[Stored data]
....

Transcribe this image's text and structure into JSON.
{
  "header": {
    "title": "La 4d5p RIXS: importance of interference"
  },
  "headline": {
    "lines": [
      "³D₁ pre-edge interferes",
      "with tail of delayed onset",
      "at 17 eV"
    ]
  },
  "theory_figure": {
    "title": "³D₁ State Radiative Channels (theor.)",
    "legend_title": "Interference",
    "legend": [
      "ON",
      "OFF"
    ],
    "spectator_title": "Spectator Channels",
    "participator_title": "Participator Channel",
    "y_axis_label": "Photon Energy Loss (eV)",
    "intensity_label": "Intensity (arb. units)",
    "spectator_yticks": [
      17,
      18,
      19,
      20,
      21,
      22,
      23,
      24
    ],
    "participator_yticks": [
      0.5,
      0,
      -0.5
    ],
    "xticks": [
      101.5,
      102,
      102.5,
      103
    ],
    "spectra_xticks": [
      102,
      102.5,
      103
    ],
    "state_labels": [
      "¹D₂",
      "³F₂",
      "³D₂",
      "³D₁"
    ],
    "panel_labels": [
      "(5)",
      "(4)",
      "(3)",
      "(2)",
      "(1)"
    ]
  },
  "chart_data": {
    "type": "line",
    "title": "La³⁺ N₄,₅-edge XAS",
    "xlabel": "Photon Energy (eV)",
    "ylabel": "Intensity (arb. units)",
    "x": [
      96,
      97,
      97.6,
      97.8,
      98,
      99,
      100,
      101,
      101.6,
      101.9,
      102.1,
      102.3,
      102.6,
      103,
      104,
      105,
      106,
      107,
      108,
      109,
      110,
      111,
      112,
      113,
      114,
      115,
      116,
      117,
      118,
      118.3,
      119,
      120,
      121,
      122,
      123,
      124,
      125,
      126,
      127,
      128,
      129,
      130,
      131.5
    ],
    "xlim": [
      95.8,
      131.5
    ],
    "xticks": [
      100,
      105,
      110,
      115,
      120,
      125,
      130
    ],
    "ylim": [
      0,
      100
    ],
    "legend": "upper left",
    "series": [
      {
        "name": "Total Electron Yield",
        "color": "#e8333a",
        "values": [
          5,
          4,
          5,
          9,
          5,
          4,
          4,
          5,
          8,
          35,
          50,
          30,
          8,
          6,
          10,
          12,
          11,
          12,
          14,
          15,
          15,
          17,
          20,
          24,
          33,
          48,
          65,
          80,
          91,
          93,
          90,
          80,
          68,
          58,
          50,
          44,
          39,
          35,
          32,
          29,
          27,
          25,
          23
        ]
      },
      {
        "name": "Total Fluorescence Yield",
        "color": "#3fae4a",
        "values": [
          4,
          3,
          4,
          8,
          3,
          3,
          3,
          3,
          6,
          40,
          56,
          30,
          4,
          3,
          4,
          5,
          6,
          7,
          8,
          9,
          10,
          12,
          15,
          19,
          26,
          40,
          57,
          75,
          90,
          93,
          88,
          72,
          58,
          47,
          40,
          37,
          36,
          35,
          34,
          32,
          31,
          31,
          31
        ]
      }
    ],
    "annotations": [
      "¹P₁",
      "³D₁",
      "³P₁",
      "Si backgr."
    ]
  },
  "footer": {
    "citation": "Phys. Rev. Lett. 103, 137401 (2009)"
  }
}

....

> **TO BE DONE**
Only lines with the word "Photon" should be collected from the material.

> **FULL ANSWER**
    "y_axis_label": "Photon Energy Loss (eV)",
    "xlabel": "Photon Energy (eV)",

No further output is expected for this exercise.